Stated exercise:
Pull every line that holds the word "menjadi" from the entries.

>> begin Extracted entries

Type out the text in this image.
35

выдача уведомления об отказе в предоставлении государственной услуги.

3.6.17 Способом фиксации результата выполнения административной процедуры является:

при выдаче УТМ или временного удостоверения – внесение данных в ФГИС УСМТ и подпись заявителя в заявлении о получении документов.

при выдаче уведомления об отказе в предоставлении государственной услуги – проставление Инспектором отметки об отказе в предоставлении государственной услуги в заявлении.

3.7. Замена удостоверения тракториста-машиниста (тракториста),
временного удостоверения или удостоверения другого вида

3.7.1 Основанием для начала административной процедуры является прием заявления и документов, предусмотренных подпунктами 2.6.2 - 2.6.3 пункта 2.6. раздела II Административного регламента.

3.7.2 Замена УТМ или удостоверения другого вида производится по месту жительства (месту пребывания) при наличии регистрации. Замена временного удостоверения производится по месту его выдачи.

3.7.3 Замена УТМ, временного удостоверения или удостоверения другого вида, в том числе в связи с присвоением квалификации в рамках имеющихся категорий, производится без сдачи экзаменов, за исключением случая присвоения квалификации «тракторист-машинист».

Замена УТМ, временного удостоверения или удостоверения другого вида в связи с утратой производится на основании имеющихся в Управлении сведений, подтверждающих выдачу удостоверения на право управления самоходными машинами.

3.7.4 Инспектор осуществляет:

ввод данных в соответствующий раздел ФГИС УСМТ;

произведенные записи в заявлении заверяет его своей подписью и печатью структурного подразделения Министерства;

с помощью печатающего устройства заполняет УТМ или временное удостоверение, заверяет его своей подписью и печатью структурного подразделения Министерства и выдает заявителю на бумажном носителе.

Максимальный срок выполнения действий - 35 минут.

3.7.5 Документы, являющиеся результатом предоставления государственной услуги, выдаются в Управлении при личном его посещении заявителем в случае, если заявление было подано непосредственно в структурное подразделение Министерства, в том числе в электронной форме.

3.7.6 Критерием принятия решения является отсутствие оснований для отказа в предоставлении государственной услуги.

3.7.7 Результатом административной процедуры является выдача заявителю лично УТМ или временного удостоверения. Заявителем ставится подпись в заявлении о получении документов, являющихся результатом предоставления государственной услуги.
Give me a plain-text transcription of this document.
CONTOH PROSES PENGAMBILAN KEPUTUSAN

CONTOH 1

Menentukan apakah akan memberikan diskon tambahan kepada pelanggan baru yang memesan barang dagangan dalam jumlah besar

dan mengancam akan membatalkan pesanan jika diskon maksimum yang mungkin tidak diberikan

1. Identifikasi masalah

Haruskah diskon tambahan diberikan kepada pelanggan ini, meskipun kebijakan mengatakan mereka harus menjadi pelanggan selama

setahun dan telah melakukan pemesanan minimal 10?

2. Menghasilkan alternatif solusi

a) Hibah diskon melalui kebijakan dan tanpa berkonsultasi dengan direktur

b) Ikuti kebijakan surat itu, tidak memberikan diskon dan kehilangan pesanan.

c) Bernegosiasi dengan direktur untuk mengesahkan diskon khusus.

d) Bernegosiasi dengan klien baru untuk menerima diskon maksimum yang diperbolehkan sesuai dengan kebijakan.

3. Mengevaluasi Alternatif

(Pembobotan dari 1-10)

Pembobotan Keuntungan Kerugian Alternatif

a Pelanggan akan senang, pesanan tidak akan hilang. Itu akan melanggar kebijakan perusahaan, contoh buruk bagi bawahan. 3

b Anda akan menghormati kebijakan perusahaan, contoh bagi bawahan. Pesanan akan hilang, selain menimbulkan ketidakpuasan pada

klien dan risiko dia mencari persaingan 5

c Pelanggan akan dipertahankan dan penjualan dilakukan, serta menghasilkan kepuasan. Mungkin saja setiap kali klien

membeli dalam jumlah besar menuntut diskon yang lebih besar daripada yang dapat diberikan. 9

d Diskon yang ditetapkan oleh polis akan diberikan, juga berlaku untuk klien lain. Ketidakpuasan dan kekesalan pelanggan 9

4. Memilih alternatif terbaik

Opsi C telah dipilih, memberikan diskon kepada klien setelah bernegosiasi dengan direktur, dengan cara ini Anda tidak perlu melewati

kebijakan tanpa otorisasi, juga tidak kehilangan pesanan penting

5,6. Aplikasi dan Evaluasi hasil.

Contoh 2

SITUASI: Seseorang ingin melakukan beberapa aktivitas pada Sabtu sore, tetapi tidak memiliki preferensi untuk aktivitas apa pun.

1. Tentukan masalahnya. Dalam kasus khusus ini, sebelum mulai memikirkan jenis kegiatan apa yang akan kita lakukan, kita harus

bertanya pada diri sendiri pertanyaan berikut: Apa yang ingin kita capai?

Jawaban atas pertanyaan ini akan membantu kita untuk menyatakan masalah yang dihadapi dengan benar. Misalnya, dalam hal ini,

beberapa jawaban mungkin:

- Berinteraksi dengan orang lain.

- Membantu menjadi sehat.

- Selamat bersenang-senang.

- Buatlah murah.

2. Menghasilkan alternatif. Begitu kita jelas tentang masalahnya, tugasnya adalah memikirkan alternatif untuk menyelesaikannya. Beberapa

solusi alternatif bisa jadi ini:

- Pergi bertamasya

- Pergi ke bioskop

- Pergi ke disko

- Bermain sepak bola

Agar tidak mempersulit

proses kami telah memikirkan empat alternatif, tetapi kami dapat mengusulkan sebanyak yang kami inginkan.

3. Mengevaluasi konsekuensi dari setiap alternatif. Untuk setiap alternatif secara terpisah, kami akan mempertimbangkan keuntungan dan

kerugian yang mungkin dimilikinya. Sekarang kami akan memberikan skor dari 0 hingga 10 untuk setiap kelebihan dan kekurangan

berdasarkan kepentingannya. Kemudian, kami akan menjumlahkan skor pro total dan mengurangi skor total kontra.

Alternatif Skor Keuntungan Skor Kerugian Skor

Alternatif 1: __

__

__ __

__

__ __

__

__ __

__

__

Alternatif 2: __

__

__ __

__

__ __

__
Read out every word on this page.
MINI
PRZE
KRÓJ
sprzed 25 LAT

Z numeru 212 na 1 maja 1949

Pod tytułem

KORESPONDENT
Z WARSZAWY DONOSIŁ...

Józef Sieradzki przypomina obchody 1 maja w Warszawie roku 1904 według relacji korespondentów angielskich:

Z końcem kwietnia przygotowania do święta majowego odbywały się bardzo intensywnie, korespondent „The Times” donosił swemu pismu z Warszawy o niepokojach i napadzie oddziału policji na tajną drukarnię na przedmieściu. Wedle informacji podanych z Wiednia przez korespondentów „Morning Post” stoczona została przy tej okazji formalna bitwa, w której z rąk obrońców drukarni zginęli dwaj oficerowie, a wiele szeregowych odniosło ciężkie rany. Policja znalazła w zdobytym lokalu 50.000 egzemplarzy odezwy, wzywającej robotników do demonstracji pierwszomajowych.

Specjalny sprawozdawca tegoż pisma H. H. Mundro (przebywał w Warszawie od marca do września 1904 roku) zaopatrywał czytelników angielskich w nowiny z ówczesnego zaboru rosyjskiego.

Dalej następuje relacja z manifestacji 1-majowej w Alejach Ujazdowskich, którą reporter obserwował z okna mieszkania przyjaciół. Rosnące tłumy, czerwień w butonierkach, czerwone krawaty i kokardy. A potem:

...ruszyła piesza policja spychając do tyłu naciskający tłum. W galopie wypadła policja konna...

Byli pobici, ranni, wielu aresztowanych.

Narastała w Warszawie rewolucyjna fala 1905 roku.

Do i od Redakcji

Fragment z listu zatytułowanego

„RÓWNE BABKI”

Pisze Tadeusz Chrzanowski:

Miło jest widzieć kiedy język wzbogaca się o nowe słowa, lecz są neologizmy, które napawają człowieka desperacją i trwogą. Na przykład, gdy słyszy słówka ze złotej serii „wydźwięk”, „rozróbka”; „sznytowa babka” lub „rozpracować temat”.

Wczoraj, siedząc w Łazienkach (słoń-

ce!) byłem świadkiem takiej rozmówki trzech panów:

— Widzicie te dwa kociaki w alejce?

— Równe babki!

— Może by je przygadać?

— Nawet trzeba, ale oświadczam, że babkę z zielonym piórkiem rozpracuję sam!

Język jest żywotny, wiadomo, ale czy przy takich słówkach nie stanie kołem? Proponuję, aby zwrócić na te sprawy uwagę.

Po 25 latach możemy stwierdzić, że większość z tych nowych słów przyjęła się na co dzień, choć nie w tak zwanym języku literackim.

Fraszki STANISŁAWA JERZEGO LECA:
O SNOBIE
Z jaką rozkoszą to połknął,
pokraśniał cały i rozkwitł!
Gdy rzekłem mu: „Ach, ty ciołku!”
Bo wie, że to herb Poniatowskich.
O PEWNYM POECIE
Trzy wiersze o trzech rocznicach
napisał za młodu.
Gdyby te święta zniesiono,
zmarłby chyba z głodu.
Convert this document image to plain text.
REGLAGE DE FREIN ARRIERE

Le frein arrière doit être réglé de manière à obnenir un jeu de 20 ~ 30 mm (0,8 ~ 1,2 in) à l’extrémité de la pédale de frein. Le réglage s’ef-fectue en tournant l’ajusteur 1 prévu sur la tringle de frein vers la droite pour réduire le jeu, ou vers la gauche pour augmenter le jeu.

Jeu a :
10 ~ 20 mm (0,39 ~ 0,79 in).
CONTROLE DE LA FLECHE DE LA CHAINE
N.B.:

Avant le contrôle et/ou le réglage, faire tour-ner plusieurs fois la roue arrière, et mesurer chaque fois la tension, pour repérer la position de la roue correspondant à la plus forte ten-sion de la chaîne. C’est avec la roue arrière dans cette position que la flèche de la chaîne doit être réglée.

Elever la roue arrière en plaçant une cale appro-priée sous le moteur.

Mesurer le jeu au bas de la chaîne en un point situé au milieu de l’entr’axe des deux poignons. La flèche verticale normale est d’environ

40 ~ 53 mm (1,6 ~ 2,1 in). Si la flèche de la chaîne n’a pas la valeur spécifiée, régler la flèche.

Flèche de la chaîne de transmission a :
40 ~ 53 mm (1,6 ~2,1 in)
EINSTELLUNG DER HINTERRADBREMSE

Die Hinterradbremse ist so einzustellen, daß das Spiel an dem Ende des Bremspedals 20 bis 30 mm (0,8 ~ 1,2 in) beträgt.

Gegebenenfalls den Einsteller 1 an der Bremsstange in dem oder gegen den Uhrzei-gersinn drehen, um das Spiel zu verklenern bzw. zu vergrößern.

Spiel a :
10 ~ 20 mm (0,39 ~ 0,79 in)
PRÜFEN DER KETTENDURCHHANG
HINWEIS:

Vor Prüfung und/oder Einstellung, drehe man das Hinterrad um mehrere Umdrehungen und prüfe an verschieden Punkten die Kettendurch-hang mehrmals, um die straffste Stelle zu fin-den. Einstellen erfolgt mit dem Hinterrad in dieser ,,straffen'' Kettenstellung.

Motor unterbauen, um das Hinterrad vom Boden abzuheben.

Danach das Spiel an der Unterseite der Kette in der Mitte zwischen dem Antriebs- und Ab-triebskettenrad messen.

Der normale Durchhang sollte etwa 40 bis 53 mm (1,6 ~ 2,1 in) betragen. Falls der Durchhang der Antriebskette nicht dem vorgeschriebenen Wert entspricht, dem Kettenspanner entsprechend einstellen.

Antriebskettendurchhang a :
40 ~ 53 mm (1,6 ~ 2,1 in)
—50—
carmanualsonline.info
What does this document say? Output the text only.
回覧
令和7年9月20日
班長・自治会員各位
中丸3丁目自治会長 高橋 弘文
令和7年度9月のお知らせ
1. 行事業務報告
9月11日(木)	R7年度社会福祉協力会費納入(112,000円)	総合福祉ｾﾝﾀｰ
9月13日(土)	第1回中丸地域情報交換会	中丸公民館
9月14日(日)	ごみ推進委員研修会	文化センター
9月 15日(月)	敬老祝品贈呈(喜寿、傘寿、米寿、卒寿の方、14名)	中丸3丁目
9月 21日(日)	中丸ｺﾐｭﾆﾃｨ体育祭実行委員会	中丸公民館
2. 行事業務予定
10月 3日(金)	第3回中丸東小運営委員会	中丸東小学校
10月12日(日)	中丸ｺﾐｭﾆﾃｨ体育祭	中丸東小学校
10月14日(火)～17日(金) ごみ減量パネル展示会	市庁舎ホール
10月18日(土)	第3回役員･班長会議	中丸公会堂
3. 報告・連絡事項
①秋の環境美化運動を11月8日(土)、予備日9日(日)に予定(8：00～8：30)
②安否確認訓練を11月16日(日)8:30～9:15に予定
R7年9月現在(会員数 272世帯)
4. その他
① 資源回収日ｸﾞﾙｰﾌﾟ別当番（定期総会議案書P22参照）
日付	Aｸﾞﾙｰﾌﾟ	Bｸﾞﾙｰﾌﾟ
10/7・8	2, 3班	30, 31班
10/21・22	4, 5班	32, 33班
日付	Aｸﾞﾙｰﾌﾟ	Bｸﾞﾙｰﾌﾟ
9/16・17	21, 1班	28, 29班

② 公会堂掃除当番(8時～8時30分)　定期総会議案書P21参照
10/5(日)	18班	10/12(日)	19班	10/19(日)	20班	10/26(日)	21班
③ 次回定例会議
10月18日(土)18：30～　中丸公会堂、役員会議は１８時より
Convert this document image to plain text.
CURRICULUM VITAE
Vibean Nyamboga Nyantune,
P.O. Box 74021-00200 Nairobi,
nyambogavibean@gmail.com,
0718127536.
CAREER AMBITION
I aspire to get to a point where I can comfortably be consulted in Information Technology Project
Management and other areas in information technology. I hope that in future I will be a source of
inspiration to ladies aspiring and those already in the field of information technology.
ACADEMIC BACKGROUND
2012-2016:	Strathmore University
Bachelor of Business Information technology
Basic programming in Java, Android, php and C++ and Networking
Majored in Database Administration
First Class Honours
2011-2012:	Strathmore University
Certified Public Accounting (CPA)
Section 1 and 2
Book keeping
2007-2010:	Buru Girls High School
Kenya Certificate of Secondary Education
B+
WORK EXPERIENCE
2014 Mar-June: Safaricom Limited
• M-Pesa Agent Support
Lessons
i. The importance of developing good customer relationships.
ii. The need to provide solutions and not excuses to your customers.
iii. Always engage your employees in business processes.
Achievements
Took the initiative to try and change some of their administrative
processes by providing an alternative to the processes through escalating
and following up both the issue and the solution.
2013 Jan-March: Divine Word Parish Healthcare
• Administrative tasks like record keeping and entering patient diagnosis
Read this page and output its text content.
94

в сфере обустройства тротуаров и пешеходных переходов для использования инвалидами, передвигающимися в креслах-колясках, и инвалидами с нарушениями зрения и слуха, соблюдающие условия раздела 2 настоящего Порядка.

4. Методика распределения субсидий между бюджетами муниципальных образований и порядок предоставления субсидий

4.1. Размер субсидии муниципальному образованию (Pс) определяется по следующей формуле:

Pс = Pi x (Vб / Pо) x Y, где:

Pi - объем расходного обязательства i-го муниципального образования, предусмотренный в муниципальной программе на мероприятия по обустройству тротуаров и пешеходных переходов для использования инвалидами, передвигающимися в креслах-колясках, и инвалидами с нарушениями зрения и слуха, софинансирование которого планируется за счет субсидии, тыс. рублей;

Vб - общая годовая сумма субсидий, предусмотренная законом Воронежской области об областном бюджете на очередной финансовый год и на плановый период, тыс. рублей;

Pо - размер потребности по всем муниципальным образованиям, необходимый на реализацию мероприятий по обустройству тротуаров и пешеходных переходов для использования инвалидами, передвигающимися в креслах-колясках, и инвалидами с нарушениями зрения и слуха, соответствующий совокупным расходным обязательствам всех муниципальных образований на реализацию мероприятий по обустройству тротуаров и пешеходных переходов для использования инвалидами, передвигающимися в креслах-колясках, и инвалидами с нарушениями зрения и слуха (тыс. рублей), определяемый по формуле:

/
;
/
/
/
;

>> end Extracted entries

Solution to this task:
Haruskah diskon tambahan diberikan kepada pelanggan ini, meskipun kebijakan mengatakan mereka harus menjadi pelanggan selama
- Membantu menjadi sehat.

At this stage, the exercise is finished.